WHAT NEEDS TO BE DONE
Search the records for "solid" and copy each line that holds it.

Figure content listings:

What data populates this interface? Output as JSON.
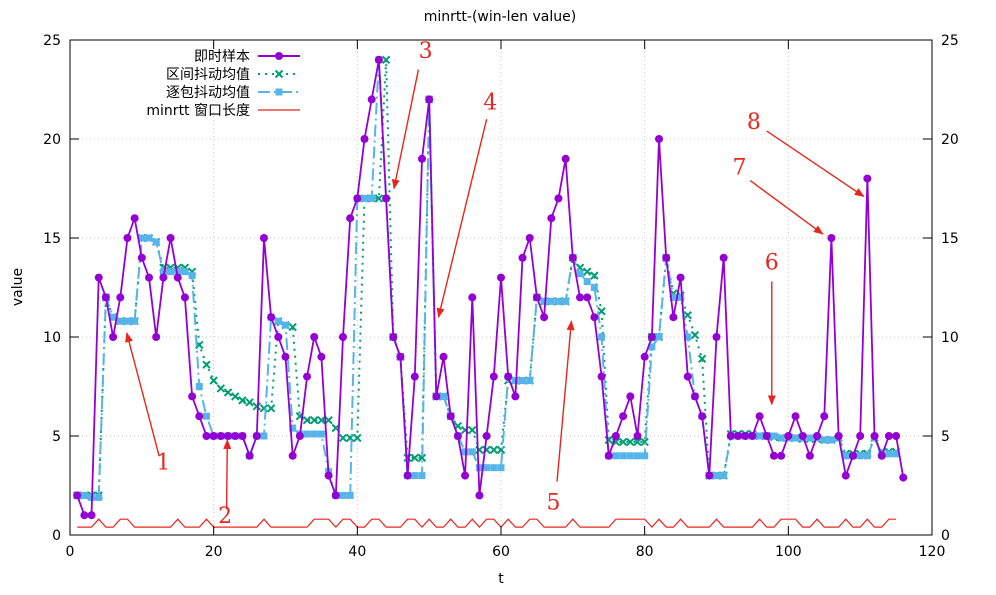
{
  "chart_data": {
    "type": "line",
    "title": "minrtt-(win-len  value)",
    "xlabel": "t",
    "ylabel": "value",
    "xlim": [
      0,
      120
    ],
    "ylim": [
      0,
      25
    ],
    "xticks": [
      0,
      20,
      40,
      60,
      80,
      100,
      120
    ],
    "yticks": [
      0,
      5,
      10,
      15,
      20,
      25
    ],
    "grid": true,
    "legend_position": "top-left",
    "series": [
      {
        "name": "即时样本",
        "color": "#9400d3",
        "style": "solid-line-circles",
        "x": [
          1,
          2,
          3,
          4,
          5,
          6,
          7,
          8,
          9,
          10,
          11,
          12,
          13,
          14,
          15,
          16,
          17,
          18,
          19,
          20,
          21,
          22,
          23,
          24,
          25,
          26,
          27,
          28,
          29,
          30,
          31,
          32,
          33,
          34,
          35,
          36,
          37,
          38,
          39,
          40,
          41,
          42,
          43,
          44,
          45,
          46,
          47,
          48,
          49,
          50,
          51,
          52,
          53,
          54,
          55,
          56,
          57,
          58,
          59,
          60,
          61,
          62,
          63,
          64,
          65,
          66,
          67,
          68,
          69,
          70,
          71,
          72,
          73,
          74,
          75,
          76,
          77,
          78,
          79,
          80,
          81,
          82,
          83,
          84,
          85,
          86,
          87,
          88,
          89,
          90,
          91,
          92,
          93,
          94,
          95,
          96,
          97,
          98,
          99,
          100,
          101,
          102,
          103,
          104,
          105,
          106,
          107,
          108,
          109,
          110,
          111,
          112,
          113,
          114,
          115,
          116
        ],
        "values": [
          2,
          1,
          1,
          13,
          12,
          10,
          12,
          15,
          16,
          14,
          13,
          10,
          13,
          15,
          13,
          12,
          7,
          6,
          5,
          5,
          5,
          5,
          5,
          5,
          4,
          5,
          15,
          11,
          10,
          9,
          4,
          5,
          8,
          10,
          9,
          3,
          2,
          10,
          16,
          17,
          20,
          22,
          24,
          17,
          10,
          9,
          3,
          8,
          19,
          22,
          7,
          9,
          6,
          5,
          3,
          12,
          2,
          5,
          8,
          13,
          8,
          7,
          14,
          15,
          12,
          11,
          16,
          17,
          19,
          14,
          12,
          12,
          11,
          8,
          4,
          5,
          6,
          7,
          5,
          9,
          10,
          20,
          14,
          11,
          13,
          8,
          7,
          6,
          3,
          10,
          14,
          5,
          5,
          5,
          5,
          6,
          5,
          4,
          4,
          5,
          6,
          5,
          4,
          5,
          6,
          15,
          5,
          3,
          4,
          5,
          18,
          5,
          4,
          5,
          5,
          2.9
        ]
      },
      {
        "name": "区间抖动均值",
        "color": "#009e73",
        "style": "dotted-line-crosses",
        "x": [
          1,
          2,
          3,
          4,
          5,
          6,
          7,
          8,
          9,
          10,
          11,
          12,
          13,
          14,
          15,
          16,
          17,
          18,
          19,
          20,
          21,
          22,
          23,
          24,
          25,
          26,
          27,
          28,
          29,
          30,
          31,
          32,
          33,
          34,
          35,
          36,
          37,
          38,
          39,
          40,
          41,
          42,
          43,
          44,
          45,
          46,
          47,
          48,
          49,
          50,
          51,
          52,
          53,
          54,
          55,
          56,
          57,
          58,
          59,
          60,
          61,
          62,
          63,
          64,
          65,
          66,
          67,
          68,
          69,
          70,
          71,
          72,
          73,
          74,
          75,
          76,
          77,
          78,
          79,
          80,
          81,
          82,
          83,
          84,
          85,
          86,
          87,
          88,
          89,
          90,
          91,
          92,
          93,
          94,
          95,
          96,
          97,
          98,
          99,
          100,
          101,
          102,
          103,
          104,
          105,
          106,
          107,
          108,
          109,
          110,
          111,
          112,
          113,
          114,
          115
        ],
        "values": [
          2,
          2,
          2,
          2,
          12,
          11,
          10.8,
          10.8,
          10.8,
          15,
          15,
          14.8,
          13.5,
          13.5,
          13.5,
          13.5,
          13.3,
          9.6,
          8.6,
          7.8,
          7.4,
          7.2,
          7,
          6.8,
          6.7,
          6.5,
          6.4,
          6.4,
          10.8,
          10.6,
          10.5,
          6,
          5.8,
          5.8,
          5.8,
          5.8,
          5.4,
          4.9,
          4.9,
          4.9,
          17,
          17,
          17,
          24,
          10,
          9,
          3.9,
          3.9,
          3.9,
          22,
          7,
          7,
          6,
          5.5,
          5.3,
          5.3,
          4.3,
          4.3,
          4.3,
          4.3,
          7.8,
          7.8,
          7.8,
          7.8,
          12,
          11.8,
          11.8,
          11.8,
          11.8,
          14,
          13.5,
          13.3,
          13.1,
          11.3,
          4.8,
          4.7,
          4.7,
          4.7,
          4.7,
          4.7,
          10,
          10,
          14,
          12.2,
          12.1,
          11.1,
          10.1,
          8.9,
          3,
          3,
          3,
          5.1,
          5.1,
          5.1,
          5.1,
          5,
          5,
          4.95,
          4.9,
          4.9,
          4.9,
          4.85,
          4.85,
          4.85,
          4.8,
          4.8,
          4.9,
          4.1,
          4.1,
          4.1,
          4.1,
          4.9,
          4.2,
          4.2,
          4.2
        ]
      },
      {
        "name": "逐包抖动均值",
        "color": "#56b4e9",
        "style": "dashdot-line-squares",
        "x": [
          1,
          2,
          3,
          4,
          5,
          6,
          7,
          8,
          9,
          10,
          11,
          12,
          13,
          14,
          15,
          16,
          17,
          18,
          19,
          20,
          21,
          22,
          23,
          24,
          25,
          26,
          27,
          28,
          29,
          30,
          31,
          32,
          33,
          34,
          35,
          36,
          37,
          38,
          39,
          40,
          41,
          42,
          43,
          44,
          45,
          46,
          47,
          48,
          49,
          50,
          51,
          52,
          53,
          54,
          55,
          56,
          57,
          58,
          59,
          60,
          61,
          62,
          63,
          64,
          65,
          66,
          67,
          68,
          69,
          70,
          71,
          72,
          73,
          74,
          75,
          76,
          77,
          78,
          79,
          80,
          81,
          82,
          83,
          84,
          85,
          86,
          87,
          88,
          89,
          90,
          91,
          92,
          93,
          94,
          95,
          96,
          97,
          98,
          99,
          100,
          101,
          102,
          103,
          104,
          105,
          106,
          107,
          108,
          109,
          110,
          111,
          112,
          113,
          114,
          115
        ],
        "values": [
          2,
          2,
          1.9,
          1.9,
          12,
          11,
          10.8,
          10.8,
          10.8,
          15,
          15,
          14.8,
          13.3,
          13.3,
          13.3,
          13.3,
          13.1,
          7.5,
          6,
          5,
          5,
          5,
          5,
          5,
          4,
          5,
          5,
          11,
          10.8,
          10.6,
          5.4,
          5.1,
          5.1,
          5.1,
          5.1,
          3.2,
          2,
          2,
          2,
          17,
          17,
          17,
          24,
          17,
          10,
          9,
          3,
          3,
          3,
          22,
          7,
          7,
          6,
          5,
          4.2,
          4.2,
          3.4,
          3.4,
          3.4,
          3.4,
          8,
          7.8,
          7.8,
          7.8,
          12,
          11.8,
          11.8,
          11.8,
          11.8,
          14,
          13.2,
          12.8,
          12.5,
          10,
          4,
          4,
          4,
          4,
          4,
          4,
          9.5,
          10,
          14,
          12,
          12,
          10,
          7,
          6,
          3,
          3,
          3,
          5,
          5,
          5,
          5,
          5,
          5,
          5,
          4.9,
          4.9,
          4.9,
          4.9,
          4.9,
          4.9,
          4.8,
          4.8,
          4.9,
          4,
          4,
          4,
          4,
          4.9,
          4.1,
          4.1,
          4.1
        ]
      },
      {
        "name": "minrtt 窗口长度",
        "color": "#e8261c",
        "style": "solid-thin",
        "x": [
          1,
          2,
          3,
          4,
          5,
          6,
          7,
          8,
          9,
          10,
          11,
          12,
          13,
          14,
          15,
          16,
          17,
          18,
          19,
          20,
          21,
          22,
          23,
          24,
          25,
          26,
          27,
          28,
          29,
          30,
          31,
          32,
          33,
          34,
          35,
          36,
          37,
          38,
          39,
          40,
          41,
          42,
          43,
          44,
          45,
          46,
          47,
          48,
          49,
          50,
          51,
          52,
          53,
          54,
          55,
          56,
          57,
          58,
          59,
          60,
          61,
          62,
          63,
          64,
          65,
          66,
          67,
          68,
          69,
          70,
          71,
          72,
          73,
          74,
          75,
          76,
          77,
          78,
          79,
          80,
          81,
          82,
          83,
          84,
          85,
          86,
          87,
          88,
          89,
          90,
          91,
          92,
          93,
          94,
          95,
          96,
          97,
          98,
          99,
          100,
          101,
          102,
          103,
          104,
          105,
          106,
          107,
          108,
          109,
          110,
          111,
          112,
          113,
          114,
          115
        ],
        "values": [
          0.4,
          0.4,
          0.4,
          0.8,
          0.4,
          0.4,
          0.8,
          0.8,
          0.4,
          0.4,
          0.4,
          0.4,
          0.4,
          0.4,
          0.8,
          0.4,
          0.4,
          0.4,
          0.8,
          0.4,
          0.4,
          0.4,
          0.4,
          0.4,
          0.4,
          0.4,
          0.8,
          0.4,
          0.4,
          0.4,
          0.4,
          0.4,
          0.4,
          0.8,
          0.8,
          0.8,
          0.4,
          0.8,
          0.8,
          0.4,
          0.4,
          0.8,
          0.8,
          0.4,
          0.4,
          0.4,
          0.8,
          0.8,
          0.4,
          0.8,
          0.4,
          0.4,
          0.8,
          0.4,
          0.4,
          0.8,
          0.4,
          0.8,
          0.8,
          0.4,
          0.8,
          0.4,
          0.4,
          0.8,
          0.8,
          0.4,
          0.4,
          0.4,
          0.4,
          0.8,
          0.4,
          0.4,
          0.4,
          0.4,
          0.4,
          0.8,
          0.8,
          0.8,
          0.8,
          0.8,
          0.4,
          0.8,
          0.4,
          0.4,
          0.8,
          0.4,
          0.4,
          0.4,
          0.4,
          0.8,
          0.4,
          0.4,
          0.4,
          0.4,
          0.4,
          0.8,
          0.4,
          0.4,
          0.8,
          0.8,
          0.8,
          0.4,
          0.4,
          0.8,
          0.4,
          0.4,
          0.4,
          0.8,
          0.4,
          0.4,
          0.8,
          0.4,
          0.4,
          0.8,
          0.8
        ]
      }
    ],
    "annotations": [
      {
        "label": "1",
        "text_x": 13,
        "text_y": 3.3,
        "arrow_from": [
          12.4,
          4
        ],
        "arrow_to": [
          7.9,
          10.2
        ]
      },
      {
        "label": "2",
        "text_x": 21.6,
        "text_y": 0.6,
        "arrow_from": [
          21.8,
          1.3
        ],
        "arrow_to": [
          21.9,
          4.8
        ]
      },
      {
        "label": "3",
        "text_x": 49.5,
        "text_y": 24.1,
        "arrow_from": [
          48.5,
          23.5
        ],
        "arrow_to": [
          45.1,
          17.5
        ]
      },
      {
        "label": "4",
        "text_x": 58.5,
        "text_y": 21.5,
        "arrow_from": [
          58,
          21
        ],
        "arrow_to": [
          51.3,
          11
        ]
      },
      {
        "label": "5",
        "text_x": 67.3,
        "text_y": 1.3,
        "arrow_from": [
          67.8,
          2.7
        ],
        "arrow_to": [
          69.8,
          10.8
        ]
      },
      {
        "label": "6",
        "text_x": 97.7,
        "text_y": 13.4,
        "arrow_from": [
          97.7,
          12.8
        ],
        "arrow_to": [
          97.7,
          6.6
        ]
      },
      {
        "label": "7",
        "text_x": 93.2,
        "text_y": 18.2,
        "arrow_from": [
          94.7,
          17.9
        ],
        "arrow_to": [
          104.8,
          15.2
        ]
      },
      {
        "label": "8",
        "text_x": 95.2,
        "text_y": 20.5,
        "arrow_from": [
          97,
          20.4
        ],
        "arrow_to": [
          110.5,
          17.1
        ]
      }
    ]
  }
}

OUTPUT
        "style": "solid-line-circles",
        "style": "solid-thin",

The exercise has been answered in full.